**Short task**:
The records below hold pictures; please leave those out and retype the rest exactly.

## start Given records

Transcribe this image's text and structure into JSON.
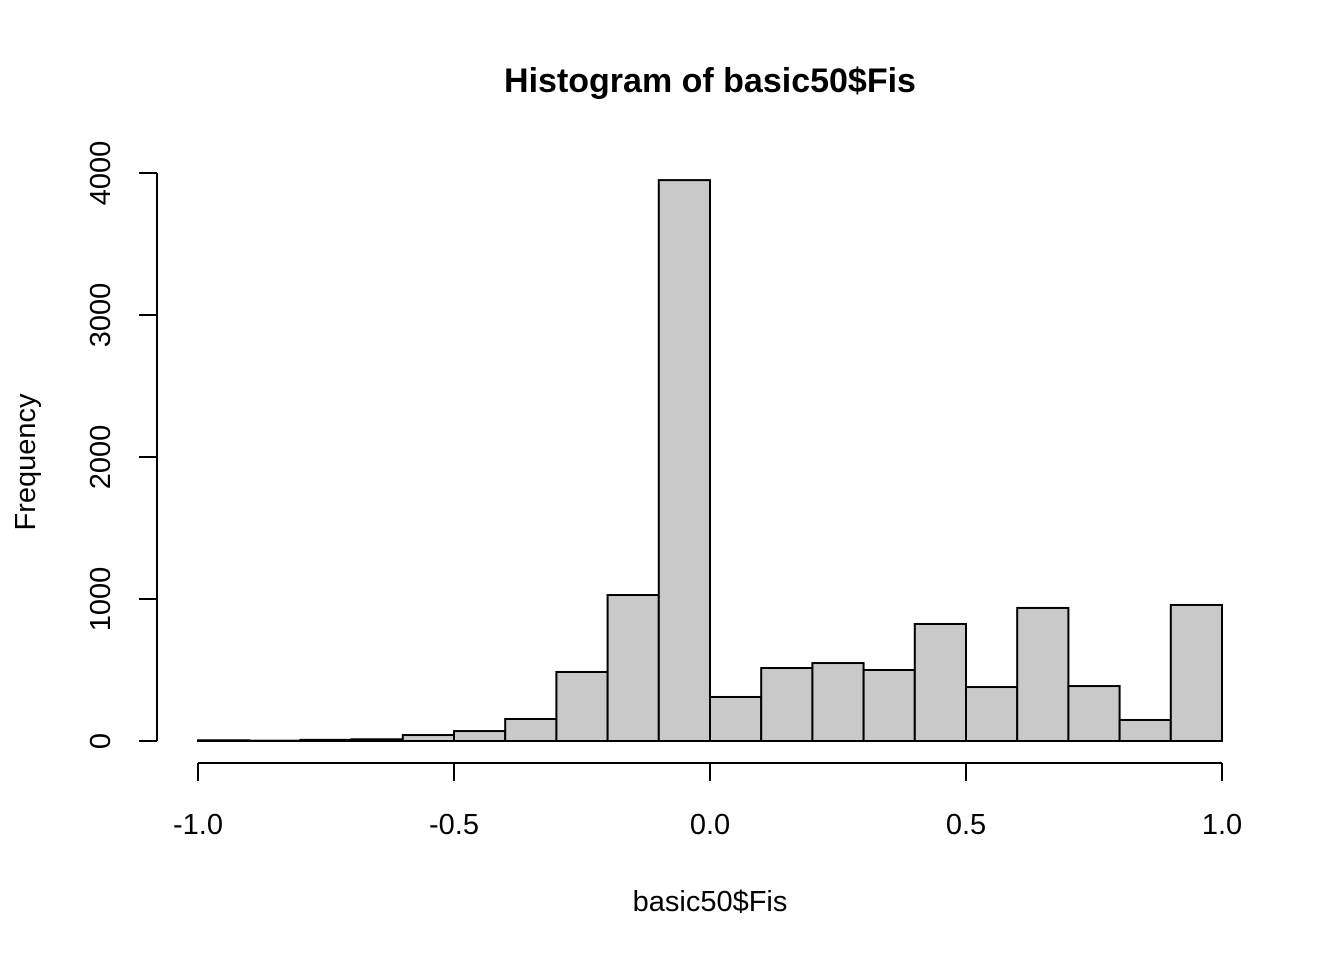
{
  "chart_data": {
    "type": "histogram",
    "title": "Histogram of basic50$Fis",
    "xlabel": "basic50$Fis",
    "ylabel": "Frequency",
    "bins": [
      -1.0,
      -0.9,
      -0.8,
      -0.7,
      -0.6,
      -0.5,
      -0.4,
      -0.3,
      -0.2,
      -0.1,
      0.0,
      0.1,
      0.2,
      0.3,
      0.4,
      0.5,
      0.6,
      0.7,
      0.8,
      0.9,
      1.0
    ],
    "counts": [
      5,
      2,
      8,
      12,
      42,
      70,
      155,
      486,
      1028,
      3950,
      310,
      514,
      549,
      500,
      824,
      380,
      937,
      387,
      148,
      958
    ],
    "color": "#c9c9c9",
    "xlim": [
      -1,
      1
    ],
    "ylim": [
      0,
      4000
    ],
    "xticks": [
      {
        "value": -1,
        "label": "-1.0"
      },
      -0.5,
      {
        "value": 0,
        "label": "0.0"
      },
      0.5,
      {
        "value": 1,
        "label": "1.0"
      }
    ],
    "yticks": [
      0,
      1000,
      2000,
      3000,
      4000
    ]
  }
}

## end Given records

**Complete output**:
Transcribe this image's text and structure into JSON.
{
  "chart_data": {
    "type": "histogram",
    "title": "Histogram of basic50$Fis",
    "xlabel": "basic50$Fis",
    "ylabel": "Frequency",
    "bins": [
      -1.0,
      -0.9,
      -0.8,
      -0.7,
      -0.6,
      -0.5,
      -0.4,
      -0.3,
      -0.2,
      -0.1,
      0.0,
      0.1,
      0.2,
      0.3,
      0.4,
      0.5,
      0.6,
      0.7,
      0.8,
      0.9,
      1.0
    ],
    "counts": [
      5,
      2,
      8,
      12,
      42,
      70,
      155,
      486,
      1028,
      3950,
      310,
      514,
      549,
      500,
      824,
      380,
      937,
      387,
      148,
      958
    ],
    "color": "#c9c9c9",
    "xlim": [
      -1,
      1
    ],
    "ylim": [
      0,
      4000
    ],
    "xticks": [
      {
        "value": -1,
        "label": "-1.0"
      },
      -0.5,
      {
        "value": 0,
        "label": "0.0"
      },
      0.5,
      {
        "value": 1,
        "label": "1.0"
      }
    ],
    "yticks": [
      0,
      1000,
      2000,
      3000,
      4000
    ]
  }
}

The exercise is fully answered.